_Layout element annotations_
▼▼▼
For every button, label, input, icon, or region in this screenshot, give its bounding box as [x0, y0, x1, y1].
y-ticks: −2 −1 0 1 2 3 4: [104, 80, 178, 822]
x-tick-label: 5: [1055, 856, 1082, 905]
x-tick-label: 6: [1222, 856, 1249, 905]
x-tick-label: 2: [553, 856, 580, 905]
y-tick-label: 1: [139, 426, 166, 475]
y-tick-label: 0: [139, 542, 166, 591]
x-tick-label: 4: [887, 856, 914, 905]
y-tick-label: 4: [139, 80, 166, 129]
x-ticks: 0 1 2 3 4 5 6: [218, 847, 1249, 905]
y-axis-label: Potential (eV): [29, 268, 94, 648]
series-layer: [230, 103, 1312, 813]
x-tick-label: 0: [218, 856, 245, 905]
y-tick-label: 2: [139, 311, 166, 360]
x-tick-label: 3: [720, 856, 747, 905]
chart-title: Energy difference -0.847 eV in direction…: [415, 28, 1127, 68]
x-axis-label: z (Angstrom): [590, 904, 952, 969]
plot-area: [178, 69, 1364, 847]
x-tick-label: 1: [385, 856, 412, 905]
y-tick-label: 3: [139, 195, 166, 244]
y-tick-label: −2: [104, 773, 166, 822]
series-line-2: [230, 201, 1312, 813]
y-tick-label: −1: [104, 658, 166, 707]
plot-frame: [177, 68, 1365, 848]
▲▲▲
_Task to carry out_
Return every line of the listing above exactly as it appears.

_Solution for this exercise_
For every button, label, input, icon, or region in this screenshot, give its bounding box as [x0, y0, x1, y1].
y-ticks: −2 −1 0 1 2 3 4: [104, 80, 178, 822]
x-tick-label: 5: [1055, 856, 1082, 905]
x-tick-label: 6: [1222, 856, 1249, 905]
x-tick-label: 2: [553, 856, 580, 905]
y-tick-label: 1: [139, 426, 166, 475]
y-tick-label: 0: [139, 542, 166, 591]
x-tick-label: 4: [887, 856, 914, 905]
y-tick-label: 4: [139, 80, 166, 129]
x-ticks: 0 1 2 3 4 5 6: [218, 847, 1249, 905]
y-axis-label: Potential (eV): [29, 268, 94, 648]
series-layer: [230, 103, 1312, 813]
x-tick-label: 0: [218, 856, 245, 905]
y-tick-label: 2: [139, 311, 166, 360]
x-tick-label: 3: [720, 856, 747, 905]
chart-title: Energy difference -0.847 eV in direction…: [415, 28, 1127, 68]
x-axis-label: z (Angstrom): [590, 904, 952, 969]
plot-area: [178, 69, 1364, 847]
x-tick-label: 1: [385, 856, 412, 905]
y-tick-label: 3: [139, 195, 166, 244]
y-tick-label: −2: [104, 773, 166, 822]
series-line-2: [230, 201, 1312, 813]
y-tick-label: −1: [104, 658, 166, 707]
plot-frame: [177, 68, 1365, 848]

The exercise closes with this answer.